[start of Rows]

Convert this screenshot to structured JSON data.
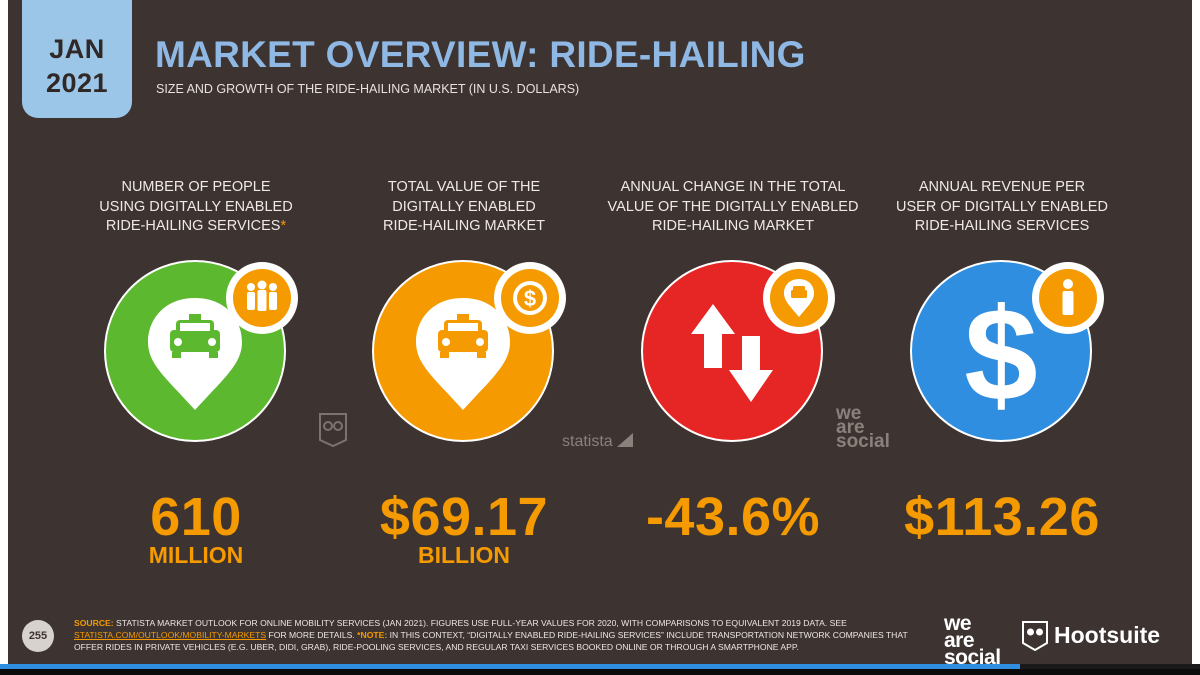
{
  "badge": {
    "month": "JAN",
    "year": "2021"
  },
  "title": "MARKET OVERVIEW: RIDE-HAILING",
  "subtitle": "SIZE AND GROWTH OF THE RIDE-HAILING MARKET (IN U.S. DOLLARS)",
  "colors": {
    "background": "#3d3431",
    "accent_orange": "#f59a00",
    "title_blue": "#8fb9e4",
    "green": "#5cb82f",
    "orange": "#f59a00",
    "red": "#e62525",
    "blue": "#2f8ee0"
  },
  "stats": [
    {
      "label_lines": [
        "NUMBER OF PEOPLE",
        "USING DIGITALLY ENABLED",
        "RIDE-HAILING SERVICES"
      ],
      "asterisk": "*",
      "value": "610",
      "unit": "MILLION",
      "circle_color": "#5cb82f",
      "main_icon": "map-pin-taxi-icon",
      "badge_icon": "people-group-icon"
    },
    {
      "label_lines": [
        "TOTAL VALUE OF THE",
        "DIGITALLY ENABLED",
        "RIDE-HAILING MARKET"
      ],
      "asterisk": "",
      "value": "$69.17",
      "unit": "BILLION",
      "circle_color": "#f59a00",
      "main_icon": "map-pin-taxi-icon",
      "badge_icon": "dollar-seal-icon"
    },
    {
      "label_lines": [
        "ANNUAL CHANGE IN THE TOTAL",
        "VALUE OF THE DIGITALLY ENABLED",
        "RIDE-HAILING MARKET"
      ],
      "asterisk": "",
      "value": "-43.6%",
      "unit": "",
      "circle_color": "#e62525",
      "main_icon": "up-down-arrows-icon",
      "badge_icon": "map-pin-taxi-icon"
    },
    {
      "label_lines": [
        "ANNUAL REVENUE PER",
        "USER OF DIGITALLY ENABLED",
        "RIDE-HAILING SERVICES"
      ],
      "asterisk": "",
      "value": "$113.26",
      "unit": "",
      "circle_color": "#2f8ee0",
      "main_icon": "dollar-sign-icon",
      "badge_icon": "person-icon"
    }
  ],
  "watermarks": {
    "statista": "statista",
    "was": [
      "we",
      "are",
      "social"
    ]
  },
  "footer": {
    "page_number": "255",
    "source_label": "SOURCE:",
    "source_text": "STATISTA MARKET OUTLOOK FOR ONLINE MOBILITY SERVICES (JAN 2021). FIGURES USE FULL-YEAR VALUES FOR 2020, WITH COMPARISONS TO EQUIVALENT 2019 DATA.",
    "see_text": "SEE",
    "link_text": "STATISTA.COM/OUTLOOK/MOBILITY-MARKETS",
    "details_text": "FOR MORE DETAILS.",
    "note_label": "*NOTE:",
    "note_text": "IN THIS CONTEXT, “DIGITALLY ENABLED RIDE-HAILING SERVICES” INCLUDE TRANSPORTATION NETWORK COMPANIES THAT OFFER RIDES IN PRIVATE VEHICLES (E.G. UBER, DIDI, GRAB), RIDE-POOLING SERVICES, AND REGULAR TAXI SERVICES BOOKED ONLINE OR THROUGH A SMARTPHONE APP."
  },
  "logos": {
    "was": [
      "we",
      "are",
      "social"
    ],
    "hootsuite": "Hootsuite"
  },
  "progress": {
    "fraction": 0.85
  }
}
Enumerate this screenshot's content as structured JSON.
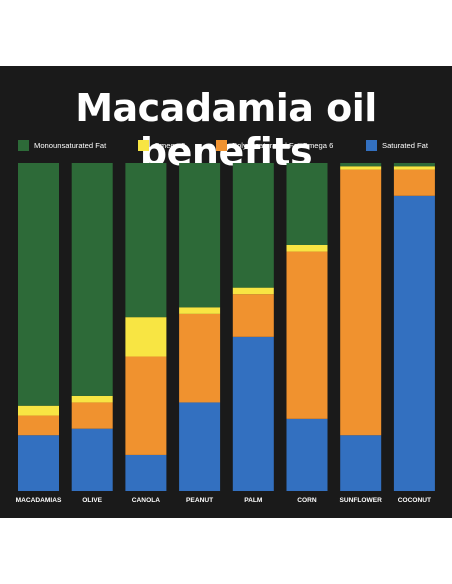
{
  "chart_data": {
    "type": "bar",
    "stacked": true,
    "normalized": true,
    "title": "Macadamia oil benefits",
    "xlabel": "",
    "ylabel": "",
    "ylim": [
      0,
      100
    ],
    "grid": false,
    "legend_position": "top",
    "categories": [
      "MACADAMIAS",
      "OLIVE",
      "CANOLA",
      "PEANUT",
      "PALM",
      "CORN",
      "SUNFLOWER",
      "COCONUT"
    ],
    "series": [
      {
        "name": "Saturated Fat",
        "color": "#3370c0",
        "values": [
          17,
          19,
          11,
          27,
          47,
          22,
          17,
          90
        ]
      },
      {
        "name": "Polyunsaturated Fat Omega 6",
        "color": "#f0922f",
        "values": [
          6,
          8,
          30,
          27,
          13,
          51,
          81,
          8
        ]
      },
      {
        "name": "Omega 3",
        "color": "#f8e543",
        "values": [
          3,
          2,
          12,
          2,
          2,
          2,
          1,
          1
        ]
      },
      {
        "name": "Monounsaturated Fat",
        "color": "#2d6a38",
        "values": [
          74,
          71,
          47,
          44,
          38,
          25,
          1,
          1
        ]
      }
    ]
  },
  "legend": {
    "items": [
      {
        "label": "Monounsaturated Fat",
        "color": "#2d6a38"
      },
      {
        "label": "Omega 3",
        "color": "#f8e543"
      },
      {
        "label": "Polyunsaturated Fat Omega 6",
        "color": "#f0922f"
      },
      {
        "label": "Saturated Fat",
        "color": "#3370c0"
      }
    ]
  },
  "colors": {
    "background": "#1a1a1a",
    "text": "#ffffff"
  }
}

[end of Rows]

**Objective**
Leave the images out and output the remaining material exactly as it stands.

**Exercise solution**
Convert this screenshot to structured JSON data.
{
  "badge": {
    "month": "JAN",
    "year": "2021"
  },
  "title": "MARKET OVERVIEW: RIDE-HAILING",
  "subtitle": "SIZE AND GROWTH OF THE RIDE-HAILING MARKET (IN U.S. DOLLARS)",
  "colors": {
    "background": "#3d3431",
    "accent_orange": "#f59a00",
    "title_blue": "#8fb9e4",
    "green": "#5cb82f",
    "orange": "#f59a00",
    "red": "#e62525",
    "blue": "#2f8ee0"
  },
  "stats": [
    {
      "label_lines": [
        "NUMBER OF PEOPLE",
        "USING DIGITALLY ENABLED",
        "RIDE-HAILING SERVICES"
      ],
      "asterisk": "*",
      "value": "610",
      "unit": "MILLION",
      "circle_color": "#5cb82f",
      "main_icon": "map-pin-taxi-icon",
      "badge_icon": "people-group-icon"
    },
    {
      "label_lines": [
        "TOTAL VALUE OF THE",
        "DIGITALLY ENABLED",
        "RIDE-HAILING MARKET"
      ],
      "asterisk": "",
      "value": "$69.17",
      "unit": "BILLION",
      "circle_color": "#f59a00",
      "main_icon": "map-pin-taxi-icon",
      "badge_icon": "dollar-seal-icon"
    },
    {
      "label_lines": [
        "ANNUAL CHANGE IN THE TOTAL",
        "VALUE OF THE DIGITALLY ENABLED",
        "RIDE-HAILING MARKET"
      ],
      "asterisk": "",
      "value": "-43.6%",
      "unit": "",
      "circle_color": "#e62525",
      "main_icon": "up-down-arrows-icon",
      "badge_icon": "map-pin-taxi-icon"
    },
    {
      "label_lines": [
        "ANNUAL REVENUE PER",
        "USER OF DIGITALLY ENABLED",
        "RIDE-HAILING SERVICES"
      ],
      "asterisk": "",
      "value": "$113.26",
      "unit": "",
      "circle_color": "#2f8ee0",
      "main_icon": "dollar-sign-icon",
      "badge_icon": "person-icon"
    }
  ],
  "watermarks": {
    "statista": "statista",
    "was": [
      "we",
      "are",
      "social"
    ]
  },
  "footer": {
    "page_number": "255",
    "source_label": "SOURCE:",
    "source_text": "STATISTA MARKET OUTLOOK FOR ONLINE MOBILITY SERVICES (JAN 2021). FIGURES USE FULL-YEAR VALUES FOR 2020, WITH COMPARISONS TO EQUIVALENT 2019 DATA.",
    "see_text": "SEE",
    "link_text": "STATISTA.COM/OUTLOOK/MOBILITY-MARKETS",
    "details_text": "FOR MORE DETAILS.",
    "note_label": "*NOTE:",
    "note_text": "IN THIS CONTEXT, “DIGITALLY ENABLED RIDE-HAILING SERVICES” INCLUDE TRANSPORTATION NETWORK COMPANIES THAT OFFER RIDES IN PRIVATE VEHICLES (E.G. UBER, DIDI, GRAB), RIDE-POOLING SERVICES, AND REGULAR TAXI SERVICES BOOKED ONLINE OR THROUGH A SMARTPHONE APP."
  },
  "logos": {
    "was": [
      "we",
      "are",
      "social"
    ],
    "hootsuite": "Hootsuite"
  },
  "progress": {
    "fraction": 0.85
  }
}
Enumerate this screenshot's content as structured JSON.
{
  "chart_data": {
    "type": "bar",
    "stacked": true,
    "normalized": true,
    "title": "Macadamia oil benefits",
    "xlabel": "",
    "ylabel": "",
    "ylim": [
      0,
      100
    ],
    "grid": false,
    "legend_position": "top",
    "categories": [
      "MACADAMIAS",
      "OLIVE",
      "CANOLA",
      "PEANUT",
      "PALM",
      "CORN",
      "SUNFLOWER",
      "COCONUT"
    ],
    "series": [
      {
        "name": "Saturated Fat",
        "color": "#3370c0",
        "values": [
          17,
          19,
          11,
          27,
          47,
          22,
          17,
          90
        ]
      },
      {
        "name": "Polyunsaturated Fat Omega 6",
        "color": "#f0922f",
        "values": [
          6,
          8,
          30,
          27,
          13,
          51,
          81,
          8
        ]
      },
      {
        "name": "Omega 3",
        "color": "#f8e543",
        "values": [
          3,
          2,
          12,
          2,
          2,
          2,
          1,
          1
        ]
      },
      {
        "name": "Monounsaturated Fat",
        "color": "#2d6a38",
        "values": [
          74,
          71,
          47,
          44,
          38,
          25,
          1,
          1
        ]
      }
    ]
  },
  "legend": {
    "items": [
      {
        "label": "Monounsaturated Fat",
        "color": "#2d6a38"
      },
      {
        "label": "Omega 3",
        "color": "#f8e543"
      },
      {
        "label": "Polyunsaturated Fat Omega 6",
        "color": "#f0922f"
      },
      {
        "label": "Saturated Fat",
        "color": "#3370c0"
      }
    ]
  },
  "colors": {
    "background": "#1a1a1a",
    "text": "#ffffff"
  }
}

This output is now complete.